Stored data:
--*--

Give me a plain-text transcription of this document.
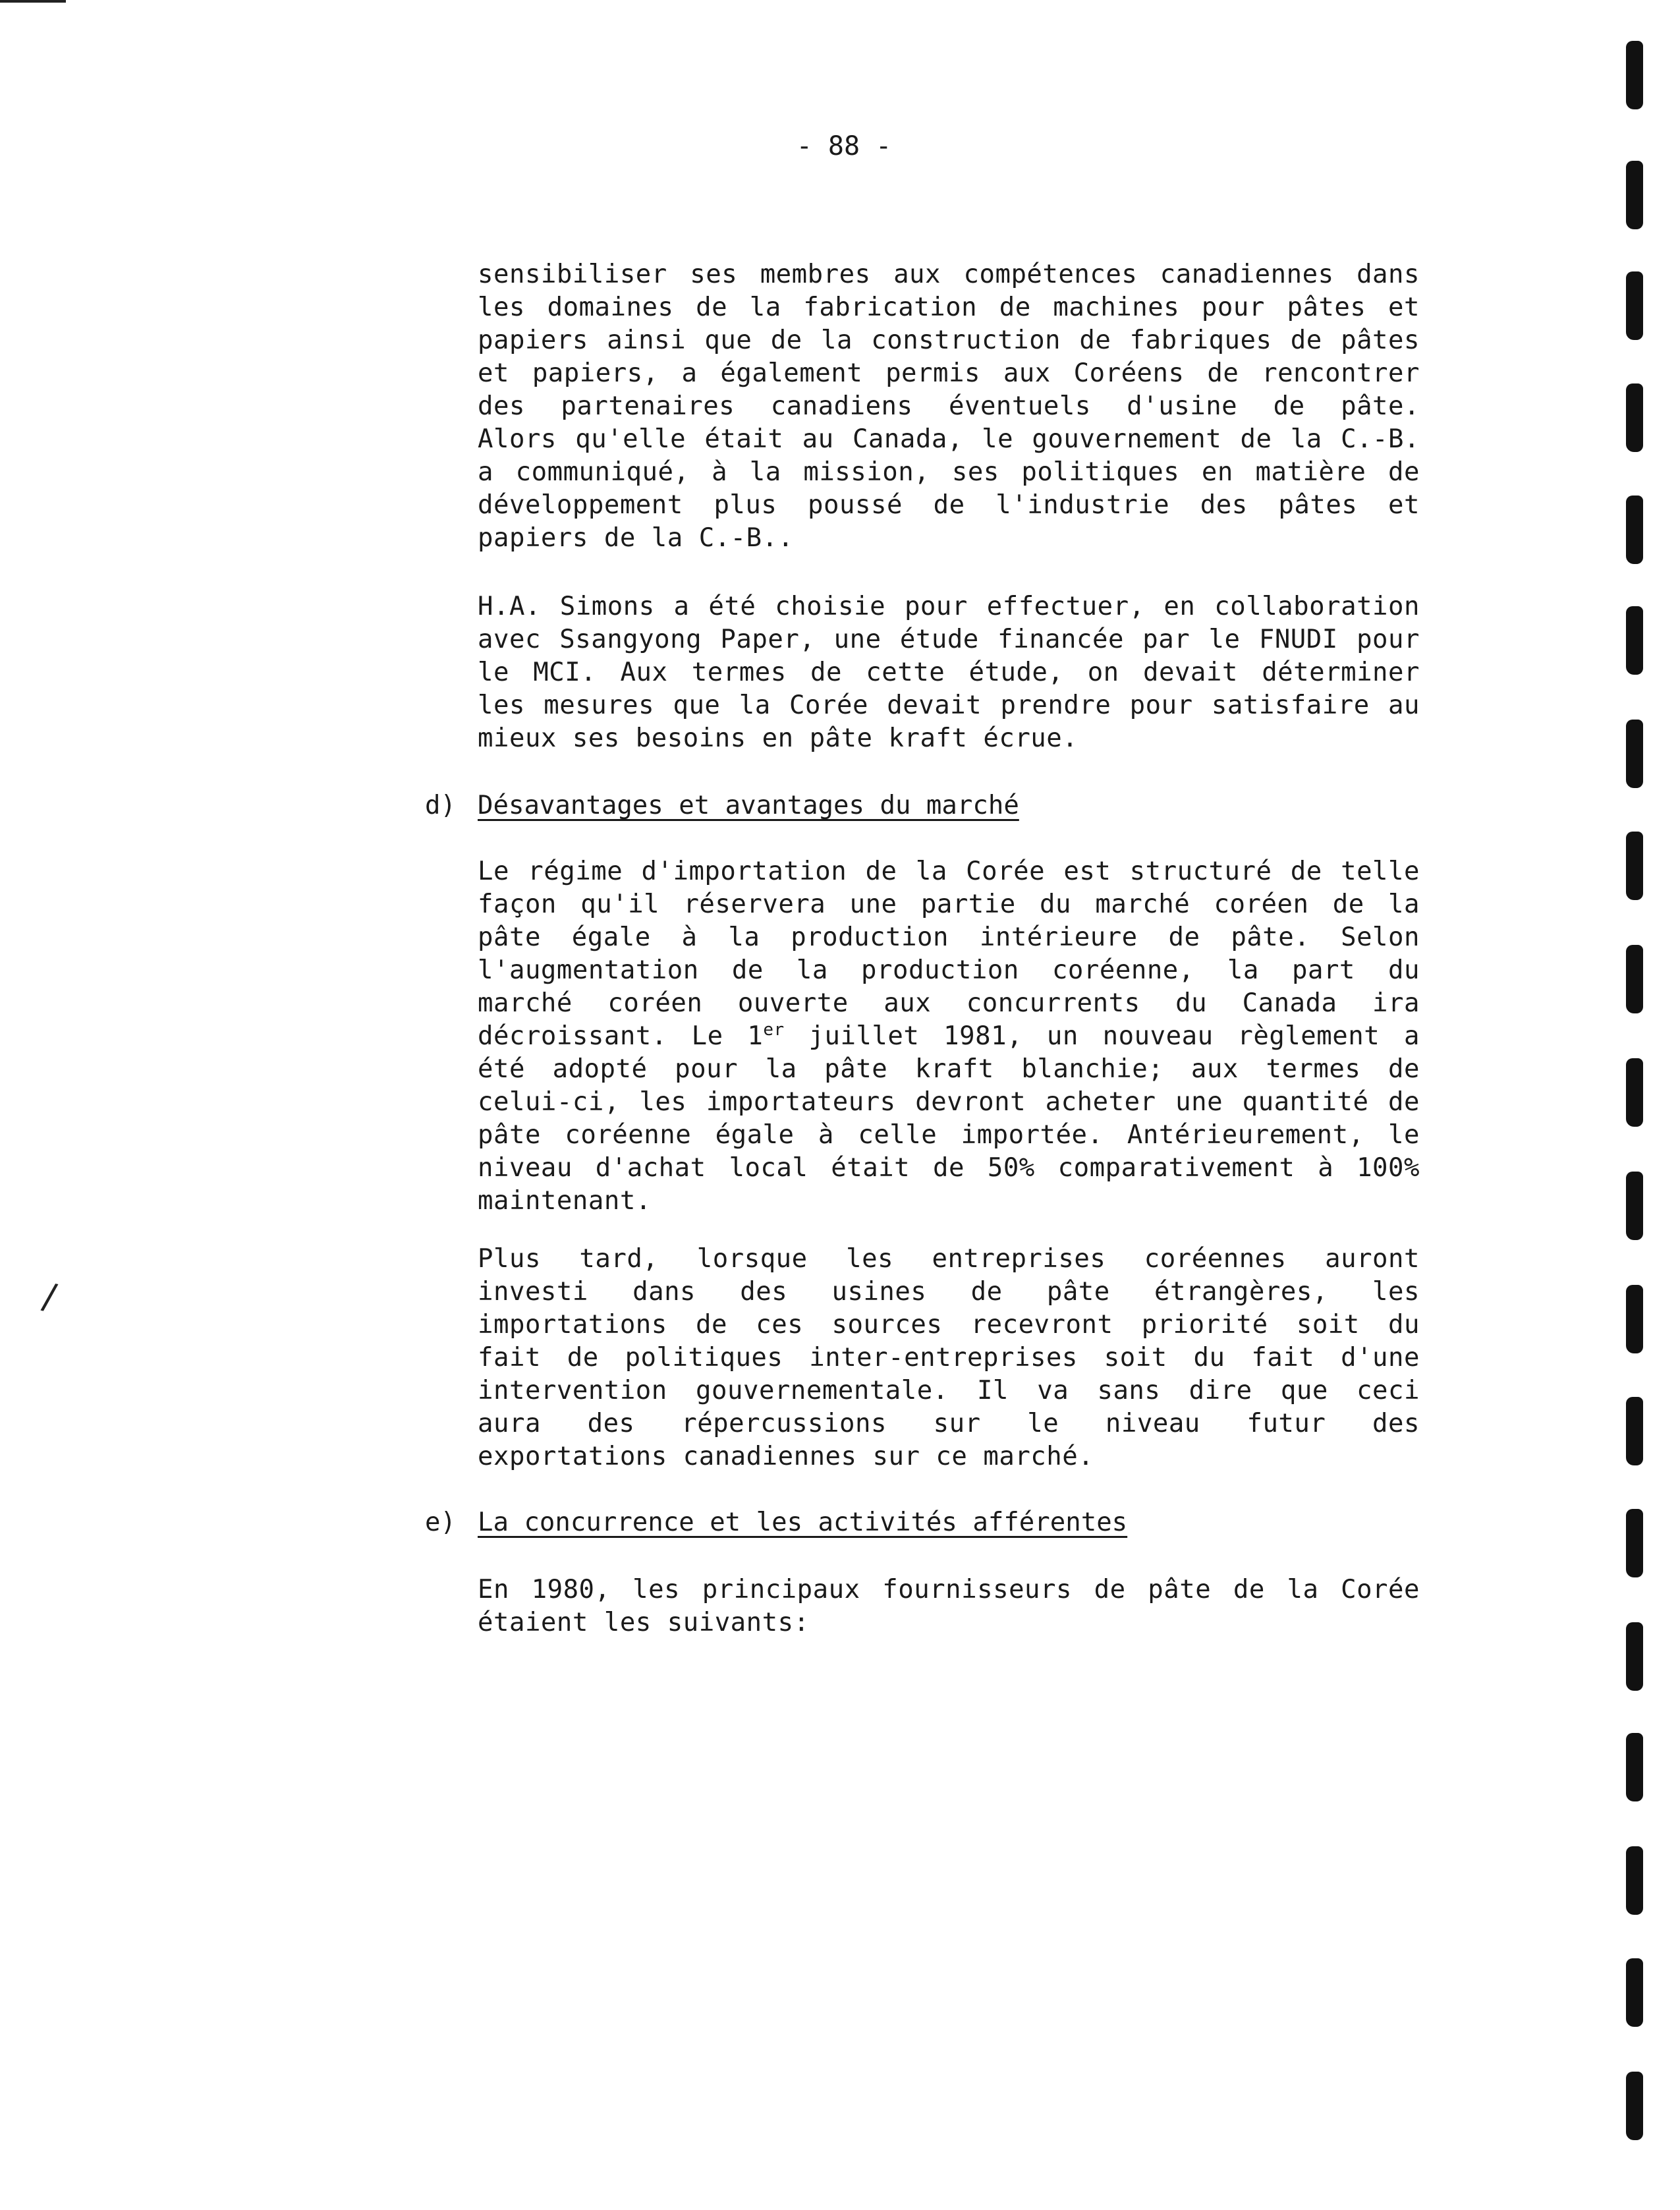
- 88 -
sensibiliser ses membres aux compétences canadiennes dans
les domaines de la fabrication de machines pour pâtes et
papiers ainsi que de la construction de fabriques de pâtes
et papiers, a également permis aux Coréens de rencontrer
des partenaires canadiens éventuels d'usine de pâte.
Alors qu'elle était au Canada, le gouvernement de la C.-B.
a communiqué, à la mission, ses politiques en matière de
développement plus poussé de l'industrie des pâtes et
papiers de la C.-B..
H.A. Simons a été choisie pour effectuer, en collaboration
avec Ssangyong Paper, une étude financée par le FNUDI pour
le MCI. Aux termes de cette étude, on devait déterminer
les mesures que la Corée devait prendre pour satisfaire au
mieux ses besoins en pâte kraft écrue.
d) Désavantages et avantages du marché
Le régime d'importation de la Corée est structuré de telle
façon qu'il réservera une partie du marché coréen de la
pâte égale à la production intérieure de pâte. Selon
l'augmentation de la production coréenne, la part du
marché coréen ouverte aux concurrents du Canada ira
décroissant. Le 1er juillet 1981, un nouveau règlement a
été adopté pour la pâte kraft blanchie; aux termes de
celui-ci, les importateurs devront acheter une quantité de
pâte coréenne égale à celle importée. Antérieurement, le
niveau d'achat local était de 50% comparativement à 100%
maintenant.
Plus tard, lorsque les entreprises coréennes auront
investi dans des usines de pâte étrangères, les
importations de ces sources recevront priorité soit du
fait de politiques inter-entreprises soit du fait d'une
intervention gouvernementale. Il va sans dire que ceci
aura des répercussions sur le niveau futur des
exportations canadiennes sur ce marché.
e) La concurrence et les activités afférentes
En 1980, les principaux fournisseurs de pâte de la Corée
étaient les suivants:
/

--*--

AIM OF THE TASK: Word for word, quote the lines above. Omit the pictures.

EXERCISE ANSWER:
Give me a plain-text transcription of this document.
- 88 -
sensibiliser ses membres aux compétences canadiennes dans
les domaines de la fabrication de machines pour pâtes et
papiers ainsi que de la construction de fabriques de pâtes
et papiers, a également permis aux Coréens de rencontrer
des partenaires canadiens éventuels d'usine de pâte.
Alors qu'elle était au Canada, le gouvernement de la C.-B.
a communiqué, à la mission, ses politiques en matière de
développement plus poussé de l'industrie des pâtes et
papiers de la C.-B..
H.A. Simons a été choisie pour effectuer, en collaboration
avec Ssangyong Paper, une étude financée par le FNUDI pour
le MCI. Aux termes de cette étude, on devait déterminer
les mesures que la Corée devait prendre pour satisfaire au
mieux ses besoins en pâte kraft écrue.
d) Désavantages et avantages du marché
Le régime d'importation de la Corée est structuré de telle
façon qu'il réservera une partie du marché coréen de la
pâte égale à la production intérieure de pâte. Selon
l'augmentation de la production coréenne, la part du
marché coréen ouverte aux concurrents du Canada ira
décroissant. Le 1er juillet 1981, un nouveau règlement a
été adopté pour la pâte kraft blanchie; aux termes de
celui-ci, les importateurs devront acheter une quantité de
pâte coréenne égale à celle importée. Antérieurement, le
niveau d'achat local était de 50% comparativement à 100%
maintenant.
Plus tard, lorsque les entreprises coréennes auront
investi dans des usines de pâte étrangères, les
importations de ces sources recevront priorité soit du
fait de politiques inter-entreprises soit du fait d'une
intervention gouvernementale. Il va sans dire que ceci
aura des répercussions sur le niveau futur des
exportations canadiennes sur ce marché.
e) La concurrence et les activités afférentes
En 1980, les principaux fournisseurs de pâte de la Corée
étaient les suivants:
/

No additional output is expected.